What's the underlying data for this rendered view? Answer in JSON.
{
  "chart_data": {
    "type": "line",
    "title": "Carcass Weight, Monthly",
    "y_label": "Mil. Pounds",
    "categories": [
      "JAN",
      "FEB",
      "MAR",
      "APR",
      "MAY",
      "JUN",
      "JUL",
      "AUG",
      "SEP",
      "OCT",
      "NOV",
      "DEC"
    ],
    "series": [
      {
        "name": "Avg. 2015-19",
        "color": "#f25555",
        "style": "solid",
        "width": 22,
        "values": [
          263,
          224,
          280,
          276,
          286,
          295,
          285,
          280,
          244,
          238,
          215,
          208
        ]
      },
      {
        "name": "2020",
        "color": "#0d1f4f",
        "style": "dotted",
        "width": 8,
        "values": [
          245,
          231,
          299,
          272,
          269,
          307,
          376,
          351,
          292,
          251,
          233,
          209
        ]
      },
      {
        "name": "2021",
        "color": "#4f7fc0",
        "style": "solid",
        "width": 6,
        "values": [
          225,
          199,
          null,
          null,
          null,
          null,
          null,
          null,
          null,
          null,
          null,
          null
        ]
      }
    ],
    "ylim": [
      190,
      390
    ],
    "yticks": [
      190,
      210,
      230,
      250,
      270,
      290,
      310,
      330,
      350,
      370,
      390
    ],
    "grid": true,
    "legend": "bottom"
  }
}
================================
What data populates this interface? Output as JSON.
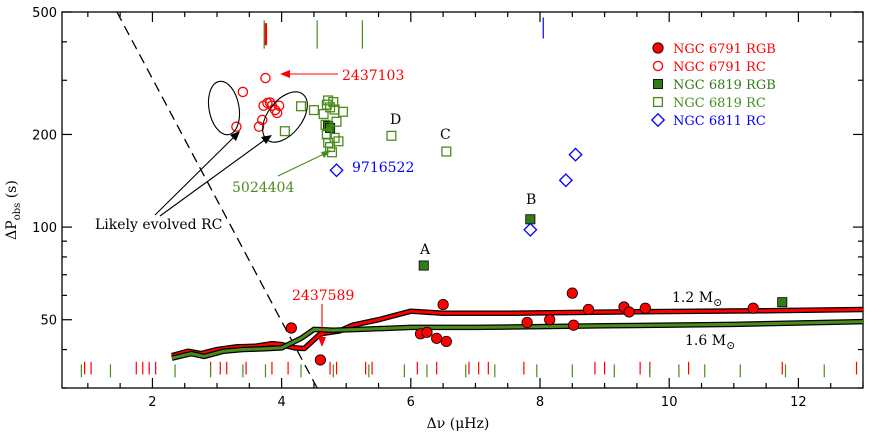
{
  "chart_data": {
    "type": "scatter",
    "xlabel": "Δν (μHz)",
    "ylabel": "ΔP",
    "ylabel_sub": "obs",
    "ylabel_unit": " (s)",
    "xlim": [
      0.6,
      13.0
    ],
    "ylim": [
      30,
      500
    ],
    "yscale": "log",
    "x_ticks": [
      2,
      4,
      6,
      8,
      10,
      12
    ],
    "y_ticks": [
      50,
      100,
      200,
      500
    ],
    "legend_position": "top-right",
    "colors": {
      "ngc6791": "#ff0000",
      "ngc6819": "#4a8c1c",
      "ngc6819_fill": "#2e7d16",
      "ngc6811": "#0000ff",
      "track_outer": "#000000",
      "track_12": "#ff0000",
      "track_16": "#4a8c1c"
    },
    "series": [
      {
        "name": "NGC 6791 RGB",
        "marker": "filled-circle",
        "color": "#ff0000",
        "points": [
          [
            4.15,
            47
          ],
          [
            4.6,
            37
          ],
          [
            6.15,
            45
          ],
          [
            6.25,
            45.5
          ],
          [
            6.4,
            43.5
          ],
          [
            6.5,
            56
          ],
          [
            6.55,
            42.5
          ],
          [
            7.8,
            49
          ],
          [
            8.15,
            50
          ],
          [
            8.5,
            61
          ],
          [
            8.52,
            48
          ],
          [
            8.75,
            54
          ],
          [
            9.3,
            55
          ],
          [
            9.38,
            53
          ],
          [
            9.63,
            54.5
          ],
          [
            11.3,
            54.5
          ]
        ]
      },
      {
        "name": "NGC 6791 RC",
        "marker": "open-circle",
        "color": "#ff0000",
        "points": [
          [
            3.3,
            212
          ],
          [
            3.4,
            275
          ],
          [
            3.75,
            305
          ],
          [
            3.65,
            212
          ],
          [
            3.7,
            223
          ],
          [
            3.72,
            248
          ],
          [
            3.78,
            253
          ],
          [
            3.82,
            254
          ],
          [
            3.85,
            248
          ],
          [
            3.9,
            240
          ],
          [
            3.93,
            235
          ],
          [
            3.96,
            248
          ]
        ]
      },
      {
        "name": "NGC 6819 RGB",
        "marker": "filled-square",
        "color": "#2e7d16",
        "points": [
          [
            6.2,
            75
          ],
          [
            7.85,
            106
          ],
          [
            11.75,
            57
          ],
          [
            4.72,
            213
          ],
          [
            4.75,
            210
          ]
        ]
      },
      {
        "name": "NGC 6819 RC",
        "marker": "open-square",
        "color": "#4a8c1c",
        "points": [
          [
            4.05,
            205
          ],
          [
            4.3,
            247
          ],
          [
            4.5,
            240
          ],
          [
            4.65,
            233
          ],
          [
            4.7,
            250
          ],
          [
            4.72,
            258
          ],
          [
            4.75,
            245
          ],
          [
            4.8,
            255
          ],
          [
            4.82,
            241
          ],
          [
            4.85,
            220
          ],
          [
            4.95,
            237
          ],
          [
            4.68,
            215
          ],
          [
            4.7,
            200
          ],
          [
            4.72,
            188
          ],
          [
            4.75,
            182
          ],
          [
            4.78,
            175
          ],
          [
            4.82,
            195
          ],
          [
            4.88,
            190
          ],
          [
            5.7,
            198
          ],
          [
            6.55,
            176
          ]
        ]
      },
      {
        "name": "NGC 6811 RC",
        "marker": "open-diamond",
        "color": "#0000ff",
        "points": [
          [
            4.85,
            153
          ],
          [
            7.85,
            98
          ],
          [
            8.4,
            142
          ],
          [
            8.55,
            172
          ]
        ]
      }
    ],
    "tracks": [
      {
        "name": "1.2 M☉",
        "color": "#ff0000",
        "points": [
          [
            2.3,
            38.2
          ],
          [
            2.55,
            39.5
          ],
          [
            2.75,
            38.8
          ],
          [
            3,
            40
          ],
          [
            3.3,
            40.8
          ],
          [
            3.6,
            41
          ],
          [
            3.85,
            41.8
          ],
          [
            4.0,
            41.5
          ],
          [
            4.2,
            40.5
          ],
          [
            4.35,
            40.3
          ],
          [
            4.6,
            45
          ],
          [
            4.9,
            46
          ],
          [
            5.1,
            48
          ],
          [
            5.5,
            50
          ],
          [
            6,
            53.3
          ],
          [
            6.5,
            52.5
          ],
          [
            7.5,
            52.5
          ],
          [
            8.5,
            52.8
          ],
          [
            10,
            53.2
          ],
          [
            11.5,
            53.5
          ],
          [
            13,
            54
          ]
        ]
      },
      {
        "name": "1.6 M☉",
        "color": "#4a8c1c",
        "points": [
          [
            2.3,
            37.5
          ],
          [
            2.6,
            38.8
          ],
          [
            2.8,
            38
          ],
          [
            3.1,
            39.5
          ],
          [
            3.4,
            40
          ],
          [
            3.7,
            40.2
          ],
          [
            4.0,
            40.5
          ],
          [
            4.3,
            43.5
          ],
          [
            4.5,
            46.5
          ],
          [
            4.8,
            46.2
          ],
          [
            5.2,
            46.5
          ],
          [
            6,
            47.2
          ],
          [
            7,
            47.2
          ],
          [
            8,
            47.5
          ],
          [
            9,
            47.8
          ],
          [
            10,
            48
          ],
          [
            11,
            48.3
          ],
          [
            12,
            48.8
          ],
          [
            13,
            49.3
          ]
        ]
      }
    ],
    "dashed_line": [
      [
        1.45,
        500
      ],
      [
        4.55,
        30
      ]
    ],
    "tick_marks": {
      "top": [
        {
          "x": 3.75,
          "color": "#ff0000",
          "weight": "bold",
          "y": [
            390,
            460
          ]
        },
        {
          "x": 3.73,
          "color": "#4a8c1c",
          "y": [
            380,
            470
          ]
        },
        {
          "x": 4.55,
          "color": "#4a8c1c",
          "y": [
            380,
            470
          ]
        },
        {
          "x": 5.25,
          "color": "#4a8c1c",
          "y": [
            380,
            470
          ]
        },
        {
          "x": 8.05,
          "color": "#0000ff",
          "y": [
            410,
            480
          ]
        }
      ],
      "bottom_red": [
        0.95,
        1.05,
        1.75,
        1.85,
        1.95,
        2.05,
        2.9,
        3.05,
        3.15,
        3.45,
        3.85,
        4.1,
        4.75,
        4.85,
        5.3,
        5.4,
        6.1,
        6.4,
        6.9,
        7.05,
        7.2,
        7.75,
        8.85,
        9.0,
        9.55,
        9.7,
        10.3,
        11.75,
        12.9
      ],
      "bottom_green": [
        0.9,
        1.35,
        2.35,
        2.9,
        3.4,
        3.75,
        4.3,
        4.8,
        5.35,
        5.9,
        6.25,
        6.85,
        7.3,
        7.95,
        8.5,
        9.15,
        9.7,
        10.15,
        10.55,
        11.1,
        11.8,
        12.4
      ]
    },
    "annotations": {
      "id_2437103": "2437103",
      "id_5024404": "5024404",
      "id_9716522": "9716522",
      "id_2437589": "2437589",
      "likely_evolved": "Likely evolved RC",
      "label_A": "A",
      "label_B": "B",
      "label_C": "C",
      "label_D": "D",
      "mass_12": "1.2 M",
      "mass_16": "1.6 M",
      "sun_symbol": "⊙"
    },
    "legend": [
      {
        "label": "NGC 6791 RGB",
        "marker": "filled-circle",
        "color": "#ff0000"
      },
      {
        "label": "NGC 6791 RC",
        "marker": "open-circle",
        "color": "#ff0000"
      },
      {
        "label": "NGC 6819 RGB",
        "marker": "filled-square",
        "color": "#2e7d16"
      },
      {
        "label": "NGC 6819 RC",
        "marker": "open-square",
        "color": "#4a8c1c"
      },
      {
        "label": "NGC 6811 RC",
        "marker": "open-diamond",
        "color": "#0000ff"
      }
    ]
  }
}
================================
--- DIRECTIONS ---
Which lines above contain the word "JSON"? Copy each of them.

--- TASK RESULT ---
What's the underlying data for this rendered view? Answer in JSON.
What data populates this interface? Output as JSON.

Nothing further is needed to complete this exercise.